Set down the whole listing verbatim.

□ □ □ □ □

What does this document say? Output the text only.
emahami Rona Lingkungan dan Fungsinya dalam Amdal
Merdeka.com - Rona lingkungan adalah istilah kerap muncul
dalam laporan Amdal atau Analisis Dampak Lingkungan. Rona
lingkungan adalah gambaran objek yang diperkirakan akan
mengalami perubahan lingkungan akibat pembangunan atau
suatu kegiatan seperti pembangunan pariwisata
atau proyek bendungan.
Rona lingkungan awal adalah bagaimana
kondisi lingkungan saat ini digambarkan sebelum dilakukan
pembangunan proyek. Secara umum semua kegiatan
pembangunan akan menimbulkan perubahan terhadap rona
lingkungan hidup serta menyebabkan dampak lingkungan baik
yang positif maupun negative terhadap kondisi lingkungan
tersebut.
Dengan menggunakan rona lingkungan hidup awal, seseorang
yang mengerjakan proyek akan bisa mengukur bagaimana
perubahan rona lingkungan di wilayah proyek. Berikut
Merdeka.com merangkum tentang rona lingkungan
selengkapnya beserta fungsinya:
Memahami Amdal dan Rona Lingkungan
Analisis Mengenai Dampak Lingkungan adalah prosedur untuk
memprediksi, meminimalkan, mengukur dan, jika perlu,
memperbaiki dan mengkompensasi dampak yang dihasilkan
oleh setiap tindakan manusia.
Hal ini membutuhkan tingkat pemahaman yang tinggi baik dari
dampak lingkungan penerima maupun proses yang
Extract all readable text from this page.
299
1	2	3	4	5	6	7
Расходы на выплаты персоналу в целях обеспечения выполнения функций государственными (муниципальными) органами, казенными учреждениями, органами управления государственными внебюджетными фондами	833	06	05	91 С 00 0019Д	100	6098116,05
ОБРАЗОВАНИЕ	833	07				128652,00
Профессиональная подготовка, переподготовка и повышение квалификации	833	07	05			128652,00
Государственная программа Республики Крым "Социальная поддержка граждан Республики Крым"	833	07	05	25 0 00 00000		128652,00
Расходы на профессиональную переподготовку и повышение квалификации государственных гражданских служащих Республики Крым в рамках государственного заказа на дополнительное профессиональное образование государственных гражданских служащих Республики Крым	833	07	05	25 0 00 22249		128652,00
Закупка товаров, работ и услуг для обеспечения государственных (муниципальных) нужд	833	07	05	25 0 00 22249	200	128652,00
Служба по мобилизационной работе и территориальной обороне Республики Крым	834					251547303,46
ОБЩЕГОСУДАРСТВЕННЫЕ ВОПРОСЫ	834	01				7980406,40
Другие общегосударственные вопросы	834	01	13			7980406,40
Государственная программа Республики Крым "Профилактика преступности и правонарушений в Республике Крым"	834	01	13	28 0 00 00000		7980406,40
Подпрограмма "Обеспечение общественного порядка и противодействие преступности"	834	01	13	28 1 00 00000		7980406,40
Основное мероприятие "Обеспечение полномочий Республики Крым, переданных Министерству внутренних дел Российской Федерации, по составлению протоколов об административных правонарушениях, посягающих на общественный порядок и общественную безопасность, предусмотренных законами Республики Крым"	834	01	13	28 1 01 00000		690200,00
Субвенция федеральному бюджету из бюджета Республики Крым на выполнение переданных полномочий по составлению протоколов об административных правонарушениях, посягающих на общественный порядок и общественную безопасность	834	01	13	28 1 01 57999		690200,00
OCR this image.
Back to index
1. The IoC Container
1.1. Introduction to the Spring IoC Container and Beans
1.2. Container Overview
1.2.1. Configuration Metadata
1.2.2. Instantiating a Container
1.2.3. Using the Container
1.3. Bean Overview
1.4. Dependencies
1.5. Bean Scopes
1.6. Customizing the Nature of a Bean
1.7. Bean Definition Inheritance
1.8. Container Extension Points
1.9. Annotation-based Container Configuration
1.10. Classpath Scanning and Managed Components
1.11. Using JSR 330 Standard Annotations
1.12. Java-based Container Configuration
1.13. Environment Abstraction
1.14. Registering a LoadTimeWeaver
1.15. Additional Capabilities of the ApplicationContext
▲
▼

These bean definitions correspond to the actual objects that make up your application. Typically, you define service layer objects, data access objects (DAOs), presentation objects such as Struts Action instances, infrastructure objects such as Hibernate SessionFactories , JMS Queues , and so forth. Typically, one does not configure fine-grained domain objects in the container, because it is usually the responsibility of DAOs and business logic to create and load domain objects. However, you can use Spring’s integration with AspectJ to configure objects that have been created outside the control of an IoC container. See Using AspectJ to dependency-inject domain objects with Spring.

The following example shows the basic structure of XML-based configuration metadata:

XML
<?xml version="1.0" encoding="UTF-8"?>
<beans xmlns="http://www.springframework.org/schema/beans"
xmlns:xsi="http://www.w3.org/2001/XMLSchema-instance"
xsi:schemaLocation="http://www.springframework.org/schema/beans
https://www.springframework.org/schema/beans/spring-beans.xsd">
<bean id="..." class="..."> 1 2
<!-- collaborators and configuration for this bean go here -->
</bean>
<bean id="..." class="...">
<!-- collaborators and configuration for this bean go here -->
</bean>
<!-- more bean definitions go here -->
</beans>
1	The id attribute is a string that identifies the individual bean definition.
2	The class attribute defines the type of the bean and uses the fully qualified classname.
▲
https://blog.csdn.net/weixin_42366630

□ □ □ □ □

_Completed exercise:_
What does this document say? Output the text only.
emahami Rona Lingkungan dan Fungsinya dalam Amdal
Merdeka.com - Rona lingkungan adalah istilah kerap muncul
dalam laporan Amdal atau Analisis Dampak Lingkungan. Rona
lingkungan adalah gambaran objek yang diperkirakan akan
mengalami perubahan lingkungan akibat pembangunan atau
suatu kegiatan seperti pembangunan pariwisata
atau proyek bendungan.
Rona lingkungan awal adalah bagaimana
kondisi lingkungan saat ini digambarkan sebelum dilakukan
pembangunan proyek. Secara umum semua kegiatan
pembangunan akan menimbulkan perubahan terhadap rona
lingkungan hidup serta menyebabkan dampak lingkungan baik
yang positif maupun negative terhadap kondisi lingkungan
tersebut.
Dengan menggunakan rona lingkungan hidup awal, seseorang
yang mengerjakan proyek akan bisa mengukur bagaimana
perubahan rona lingkungan di wilayah proyek. Berikut
Merdeka.com merangkum tentang rona lingkungan
selengkapnya beserta fungsinya:
Memahami Amdal dan Rona Lingkungan
Analisis Mengenai Dampak Lingkungan adalah prosedur untuk
memprediksi, meminimalkan, mengukur dan, jika perlu,
memperbaiki dan mengkompensasi dampak yang dihasilkan
oleh setiap tindakan manusia.
Hal ini membutuhkan tingkat pemahaman yang tinggi baik dari
dampak lingkungan penerima maupun proses yang
Extract all readable text from this page.
299
1	2	3	4	5	6	7
Расходы на выплаты персоналу в целях обеспечения выполнения функций государственными (муниципальными) органами, казенными учреждениями, органами управления государственными внебюджетными фондами	833	06	05	91 С 00 0019Д	100	6098116,05
ОБРАЗОВАНИЕ	833	07				128652,00
Профессиональная подготовка, переподготовка и повышение квалификации	833	07	05			128652,00
Государственная программа Республики Крым "Социальная поддержка граждан Республики Крым"	833	07	05	25 0 00 00000		128652,00
Расходы на профессиональную переподготовку и повышение квалификации государственных гражданских служащих Республики Крым в рамках государственного заказа на дополнительное профессиональное образование государственных гражданских служащих Республики Крым	833	07	05	25 0 00 22249		128652,00
Закупка товаров, работ и услуг для обеспечения государственных (муниципальных) нужд	833	07	05	25 0 00 22249	200	128652,00
Служба по мобилизационной работе и территориальной обороне Республики Крым	834					251547303,46
ОБЩЕГОСУДАРСТВЕННЫЕ ВОПРОСЫ	834	01				7980406,40
Другие общегосударственные вопросы	834	01	13			7980406,40
Государственная программа Республики Крым "Профилактика преступности и правонарушений в Республике Крым"	834	01	13	28 0 00 00000		7980406,40
Подпрограмма "Обеспечение общественного порядка и противодействие преступности"	834	01	13	28 1 00 00000		7980406,40
Основное мероприятие "Обеспечение полномочий Республики Крым, переданных Министерству внутренних дел Российской Федерации, по составлению протоколов об административных правонарушениях, посягающих на общественный порядок и общественную безопасность, предусмотренных законами Республики Крым"	834	01	13	28 1 01 00000		690200,00
Субвенция федеральному бюджету из бюджета Республики Крым на выполнение переданных полномочий по составлению протоколов об административных правонарушениях, посягающих на общественный порядок и общественную безопасность	834	01	13	28 1 01 57999		690200,00
OCR this image.
Back to index
1. The IoC Container
1.1. Introduction to the Spring IoC Container and Beans
1.2. Container Overview
1.2.1. Configuration Metadata
1.2.2. Instantiating a Container
1.2.3. Using the Container
1.3. Bean Overview
1.4. Dependencies
1.5. Bean Scopes
1.6. Customizing the Nature of a Bean
1.7. Bean Definition Inheritance
1.8. Container Extension Points
1.9. Annotation-based Container Configuration
1.10. Classpath Scanning and Managed Components
1.11. Using JSR 330 Standard Annotations
1.12. Java-based Container Configuration
1.13. Environment Abstraction
1.14. Registering a LoadTimeWeaver
1.15. Additional Capabilities of the ApplicationContext
▲
▼

These bean definitions correspond to the actual objects that make up your application. Typically, you define service layer objects, data access objects (DAOs), presentation objects such as Struts Action instances, infrastructure objects such as Hibernate SessionFactories , JMS Queues , and so forth. Typically, one does not configure fine-grained domain objects in the container, because it is usually the responsibility of DAOs and business logic to create and load domain objects. However, you can use Spring’s integration with AspectJ to configure objects that have been created outside the control of an IoC container. See Using AspectJ to dependency-inject domain objects with Spring.

The following example shows the basic structure of XML-based configuration metadata:

XML
<?xml version="1.0" encoding="UTF-8"?>
<beans xmlns="http://www.springframework.org/schema/beans"
xmlns:xsi="http://www.w3.org/2001/XMLSchema-instance"
xsi:schemaLocation="http://www.springframework.org/schema/beans
https://www.springframework.org/schema/beans/spring-beans.xsd">
<bean id="..." class="..."> 1 2
<!-- collaborators and configuration for this bean go here -->
</bean>
<bean id="..." class="...">
<!-- collaborators and configuration for this bean go here -->
</bean>
<!-- more bean definitions go here -->
</beans>
1	The id attribute is a string that identifies the individual bean definition.
2	The class attribute defines the type of the bean and uses the fully qualified classname.
▲
https://blog.csdn.net/weixin_42366630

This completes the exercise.